• [Task instructions] Copy every line with the string "xxxx" in it.

## BEGIN Records provided

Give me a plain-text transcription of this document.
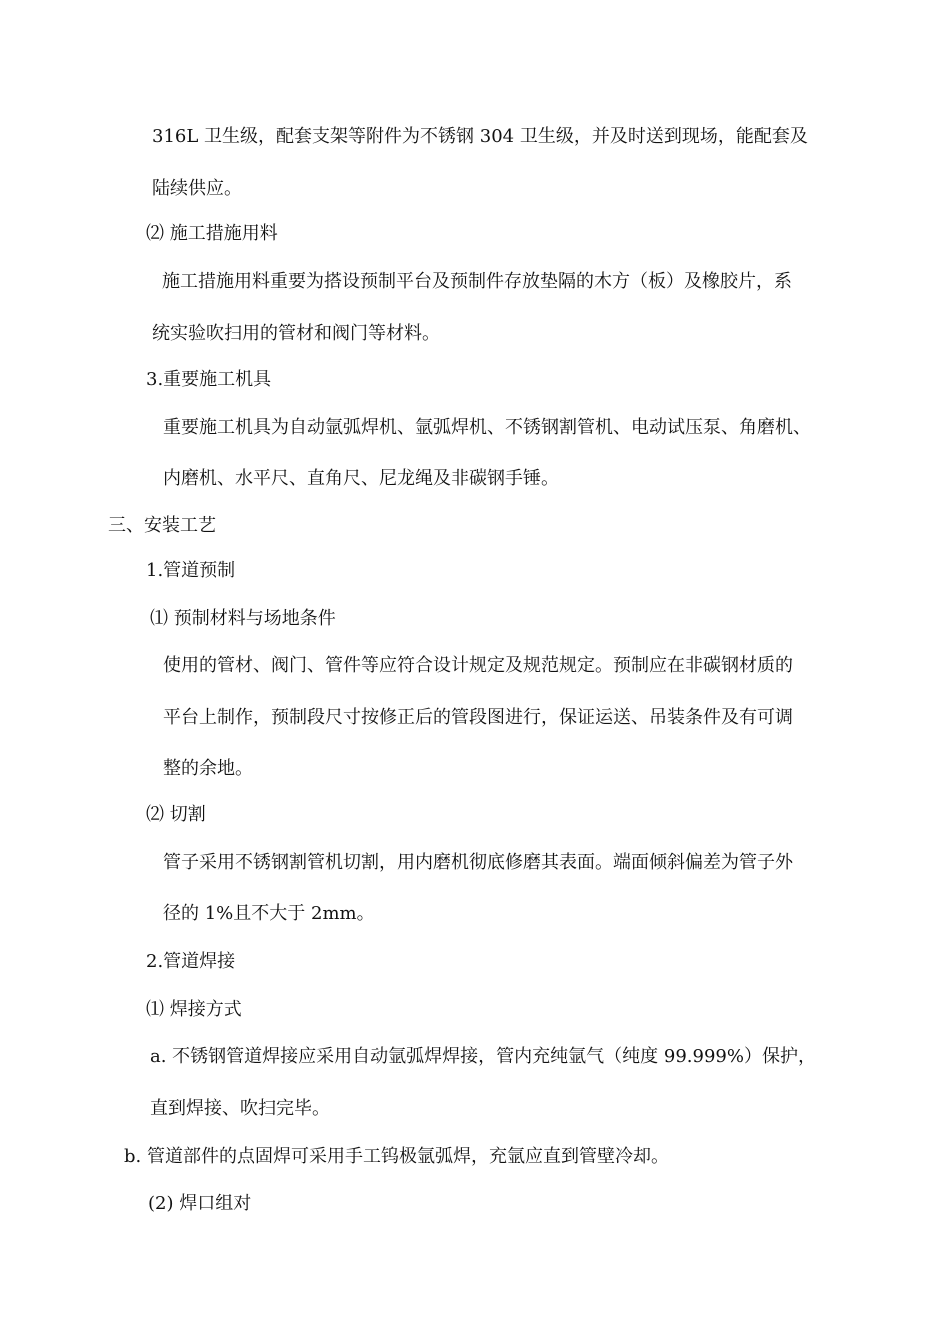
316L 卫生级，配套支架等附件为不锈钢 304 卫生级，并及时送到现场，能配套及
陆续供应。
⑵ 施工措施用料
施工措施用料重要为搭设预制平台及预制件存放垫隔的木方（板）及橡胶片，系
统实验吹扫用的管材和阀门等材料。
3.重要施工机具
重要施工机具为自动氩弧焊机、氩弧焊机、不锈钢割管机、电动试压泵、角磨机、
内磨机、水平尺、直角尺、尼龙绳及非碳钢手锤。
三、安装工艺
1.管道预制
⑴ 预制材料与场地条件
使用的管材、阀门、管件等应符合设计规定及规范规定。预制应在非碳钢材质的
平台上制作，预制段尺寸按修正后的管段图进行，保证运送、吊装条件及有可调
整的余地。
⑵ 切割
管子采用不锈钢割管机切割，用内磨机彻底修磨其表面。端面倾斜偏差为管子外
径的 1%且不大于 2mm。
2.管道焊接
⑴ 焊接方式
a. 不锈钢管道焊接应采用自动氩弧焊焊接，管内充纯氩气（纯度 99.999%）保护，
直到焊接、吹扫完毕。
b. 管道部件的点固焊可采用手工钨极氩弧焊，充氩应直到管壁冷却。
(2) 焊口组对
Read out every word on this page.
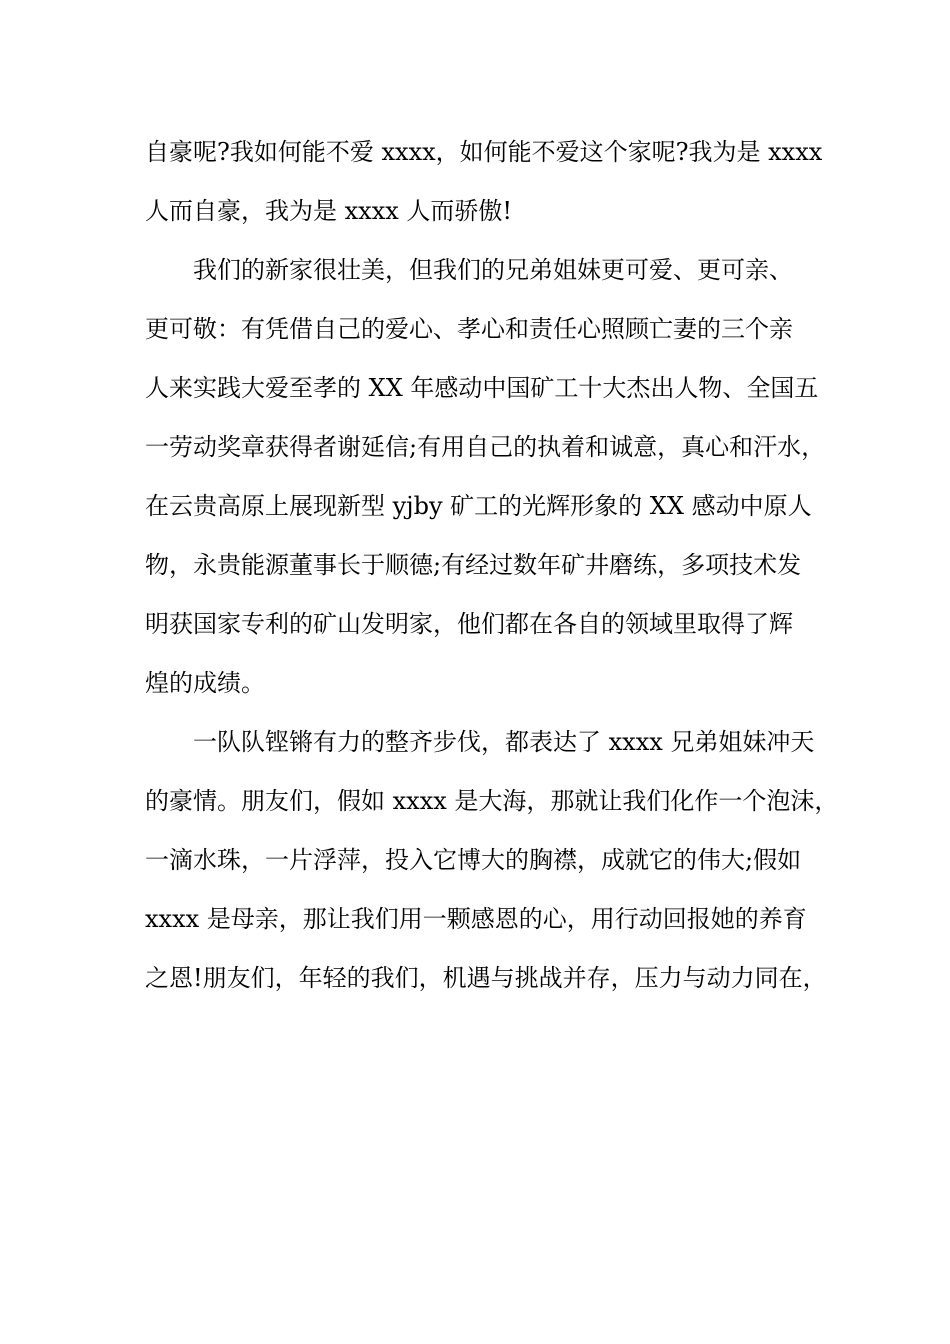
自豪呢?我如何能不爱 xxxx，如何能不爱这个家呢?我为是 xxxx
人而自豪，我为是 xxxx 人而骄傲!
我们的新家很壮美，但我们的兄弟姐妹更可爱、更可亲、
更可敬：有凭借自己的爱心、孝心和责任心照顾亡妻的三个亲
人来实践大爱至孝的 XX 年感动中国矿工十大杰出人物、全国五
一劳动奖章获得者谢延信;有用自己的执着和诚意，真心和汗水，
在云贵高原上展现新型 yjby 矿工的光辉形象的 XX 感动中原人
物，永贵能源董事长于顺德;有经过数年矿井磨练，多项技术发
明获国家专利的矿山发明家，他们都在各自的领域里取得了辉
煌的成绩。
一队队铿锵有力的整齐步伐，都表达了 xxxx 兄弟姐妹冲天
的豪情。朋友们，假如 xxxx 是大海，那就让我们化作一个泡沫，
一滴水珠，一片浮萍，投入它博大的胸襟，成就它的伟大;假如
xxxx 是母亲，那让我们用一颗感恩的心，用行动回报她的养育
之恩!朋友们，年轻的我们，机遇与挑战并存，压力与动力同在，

## END Records provided
## BEGIN Records provided

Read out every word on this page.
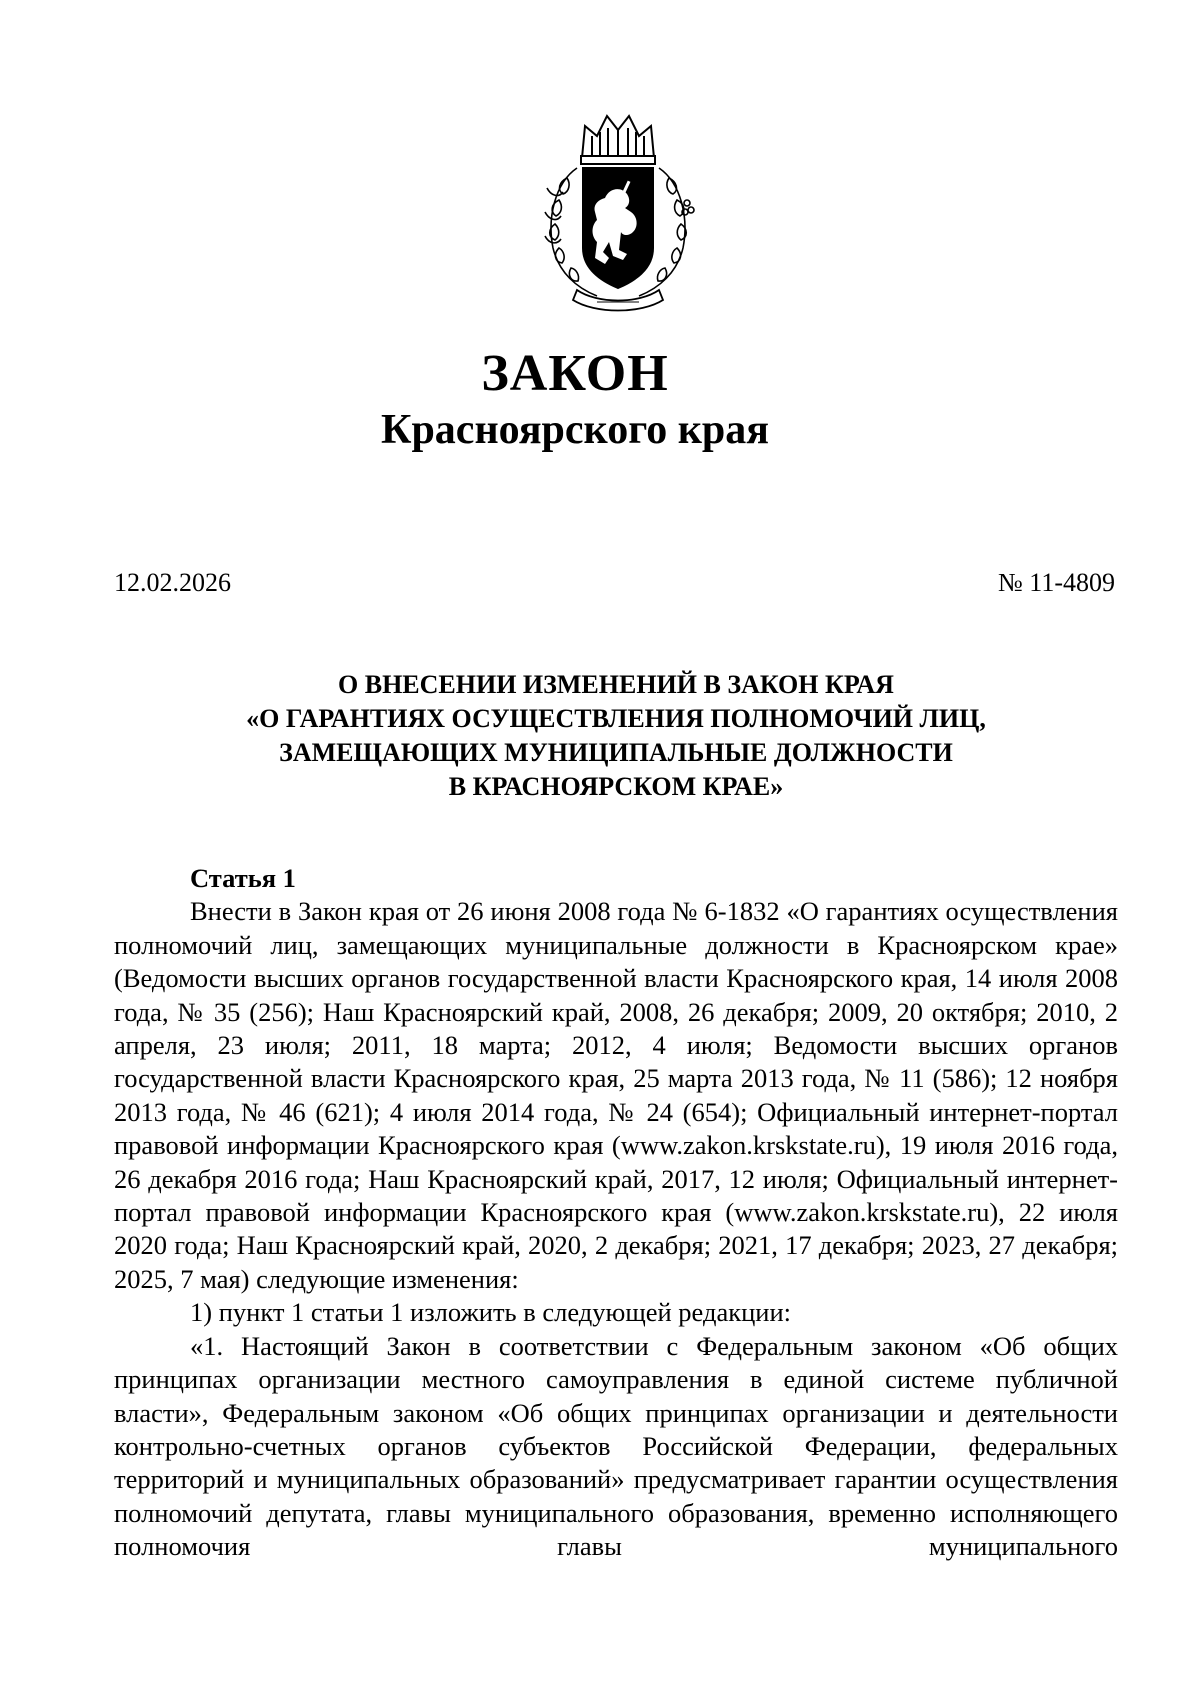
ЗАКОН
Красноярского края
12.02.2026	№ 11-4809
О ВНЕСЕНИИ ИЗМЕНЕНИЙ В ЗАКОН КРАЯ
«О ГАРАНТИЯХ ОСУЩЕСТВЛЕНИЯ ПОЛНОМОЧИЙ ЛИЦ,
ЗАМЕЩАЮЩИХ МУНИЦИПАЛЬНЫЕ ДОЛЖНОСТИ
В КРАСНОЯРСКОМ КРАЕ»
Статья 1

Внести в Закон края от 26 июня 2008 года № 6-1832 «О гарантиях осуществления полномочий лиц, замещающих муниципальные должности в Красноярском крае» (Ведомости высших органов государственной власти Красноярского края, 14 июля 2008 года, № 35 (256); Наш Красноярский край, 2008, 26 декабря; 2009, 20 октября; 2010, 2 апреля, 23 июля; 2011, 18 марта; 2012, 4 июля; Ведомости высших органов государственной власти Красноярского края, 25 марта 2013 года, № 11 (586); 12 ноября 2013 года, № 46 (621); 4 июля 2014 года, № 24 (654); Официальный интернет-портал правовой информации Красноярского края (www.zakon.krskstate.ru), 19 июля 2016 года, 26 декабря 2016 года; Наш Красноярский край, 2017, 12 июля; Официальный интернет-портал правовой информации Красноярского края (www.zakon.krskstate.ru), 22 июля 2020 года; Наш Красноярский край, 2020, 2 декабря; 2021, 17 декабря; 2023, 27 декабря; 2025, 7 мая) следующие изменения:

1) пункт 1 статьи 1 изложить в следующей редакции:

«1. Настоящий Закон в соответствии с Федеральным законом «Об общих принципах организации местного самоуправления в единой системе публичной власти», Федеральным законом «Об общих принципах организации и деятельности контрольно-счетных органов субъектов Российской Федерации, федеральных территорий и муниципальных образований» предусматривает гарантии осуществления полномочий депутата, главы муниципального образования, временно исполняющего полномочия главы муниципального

## END Records provided

• [Finished answer]
自豪呢?我如何能不爱 xxxx，如何能不爱这个家呢?我为是 xxxx
人而自豪，我为是 xxxx 人而骄傲!
一队队铿锵有力的整齐步伐，都表达了 xxxx 兄弟姐妹冲天
的豪情。朋友们，假如 xxxx 是大海，那就让我们化作一个泡沫，
xxxx 是母亲，那让我们用一颗感恩的心，用行动回报她的养育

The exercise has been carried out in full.